**WHAT THE TASK REQUIRES**
Omit the pictures and return every entry exactly as written.

· · ·

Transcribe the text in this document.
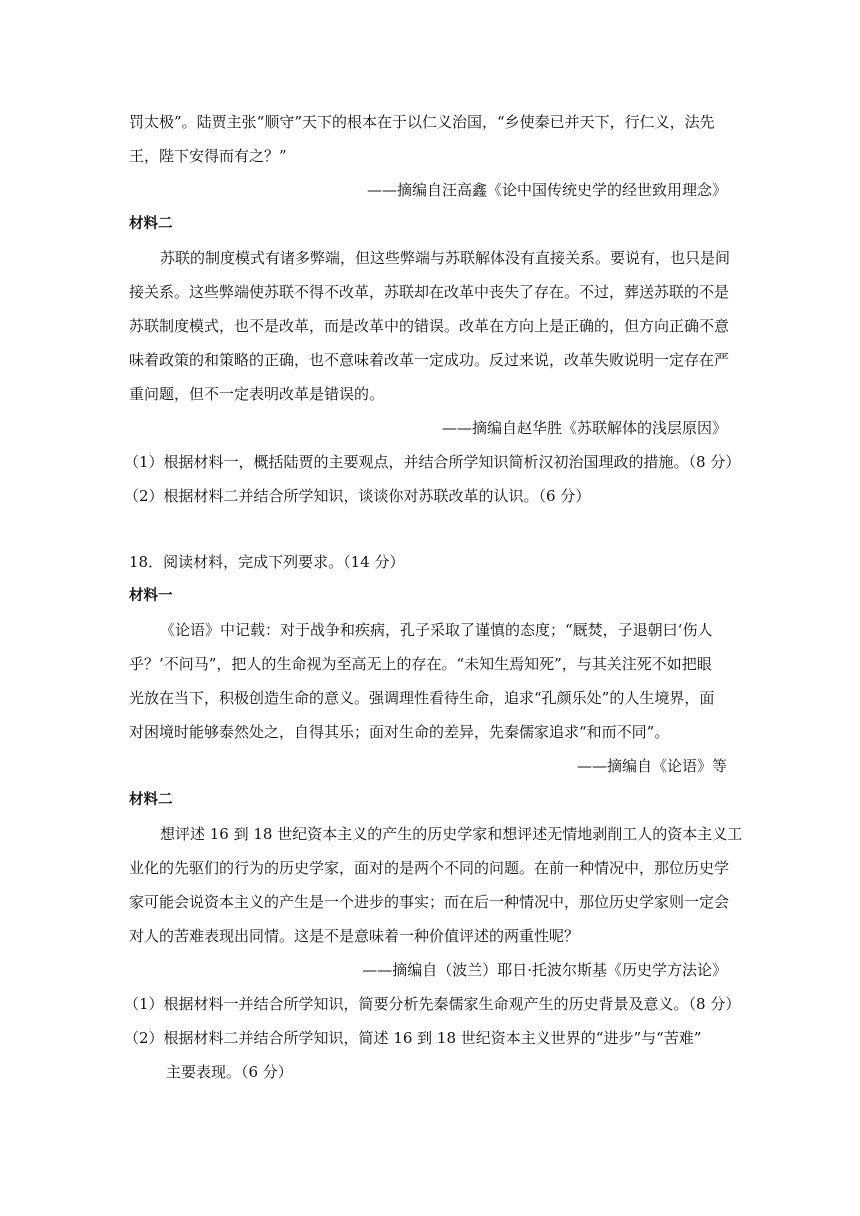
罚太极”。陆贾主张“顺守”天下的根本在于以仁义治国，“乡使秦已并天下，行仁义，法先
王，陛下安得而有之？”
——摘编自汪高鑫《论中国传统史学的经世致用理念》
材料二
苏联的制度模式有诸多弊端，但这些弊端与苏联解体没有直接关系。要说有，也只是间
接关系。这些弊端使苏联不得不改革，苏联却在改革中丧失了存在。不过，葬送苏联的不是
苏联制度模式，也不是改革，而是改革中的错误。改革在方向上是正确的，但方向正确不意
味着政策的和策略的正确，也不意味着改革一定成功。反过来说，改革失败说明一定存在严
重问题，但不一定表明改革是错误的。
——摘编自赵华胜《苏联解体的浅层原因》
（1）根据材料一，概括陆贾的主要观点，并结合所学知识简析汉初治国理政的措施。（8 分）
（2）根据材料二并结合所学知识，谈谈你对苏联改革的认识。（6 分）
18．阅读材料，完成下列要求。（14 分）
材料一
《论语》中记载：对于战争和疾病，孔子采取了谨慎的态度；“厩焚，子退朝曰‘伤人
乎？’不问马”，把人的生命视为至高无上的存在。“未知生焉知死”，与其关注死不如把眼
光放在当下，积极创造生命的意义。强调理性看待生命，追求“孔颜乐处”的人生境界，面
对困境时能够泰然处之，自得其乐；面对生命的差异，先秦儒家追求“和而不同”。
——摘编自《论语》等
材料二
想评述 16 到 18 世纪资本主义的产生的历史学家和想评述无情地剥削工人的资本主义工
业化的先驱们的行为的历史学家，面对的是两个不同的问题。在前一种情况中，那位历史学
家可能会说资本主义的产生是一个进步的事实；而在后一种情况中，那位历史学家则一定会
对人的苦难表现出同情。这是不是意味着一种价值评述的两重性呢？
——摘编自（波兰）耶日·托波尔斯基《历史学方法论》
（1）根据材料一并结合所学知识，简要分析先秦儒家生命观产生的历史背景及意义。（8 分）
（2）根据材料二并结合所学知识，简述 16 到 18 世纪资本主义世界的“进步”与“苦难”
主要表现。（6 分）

· · ·

**OUTPUT**
Transcribe the text in this document.
罚太极”。陆贾主张“顺守”天下的根本在于以仁义治国，“乡使秦已并天下，行仁义，法先
王，陛下安得而有之？”
——摘编自汪高鑫《论中国传统史学的经世致用理念》
材料二
苏联的制度模式有诸多弊端，但这些弊端与苏联解体没有直接关系。要说有，也只是间
接关系。这些弊端使苏联不得不改革，苏联却在改革中丧失了存在。不过，葬送苏联的不是
苏联制度模式，也不是改革，而是改革中的错误。改革在方向上是正确的，但方向正确不意
味着政策的和策略的正确，也不意味着改革一定成功。反过来说，改革失败说明一定存在严
重问题，但不一定表明改革是错误的。
——摘编自赵华胜《苏联解体的浅层原因》
（1）根据材料一，概括陆贾的主要观点，并结合所学知识简析汉初治国理政的措施。（8 分）
（2）根据材料二并结合所学知识，谈谈你对苏联改革的认识。（6 分）
18．阅读材料，完成下列要求。（14 分）
材料一
《论语》中记载：对于战争和疾病，孔子采取了谨慎的态度；“厩焚，子退朝曰‘伤人
乎？’不问马”，把人的生命视为至高无上的存在。“未知生焉知死”，与其关注死不如把眼
光放在当下，积极创造生命的意义。强调理性看待生命，追求“孔颜乐处”的人生境界，面
对困境时能够泰然处之，自得其乐；面对生命的差异，先秦儒家追求“和而不同”。
——摘编自《论语》等
材料二
想评述 16 到 18 世纪资本主义的产生的历史学家和想评述无情地剥削工人的资本主义工
业化的先驱们的行为的历史学家，面对的是两个不同的问题。在前一种情况中，那位历史学
家可能会说资本主义的产生是一个进步的事实；而在后一种情况中，那位历史学家则一定会
对人的苦难表现出同情。这是不是意味着一种价值评述的两重性呢？
——摘编自（波兰）耶日·托波尔斯基《历史学方法论》
（1）根据材料一并结合所学知识，简要分析先秦儒家生命观产生的历史背景及意义。（8 分）
（2）根据材料二并结合所学知识，简述 16 到 18 世纪资本主义世界的“进步”与“苦难”
主要表现。（6 分）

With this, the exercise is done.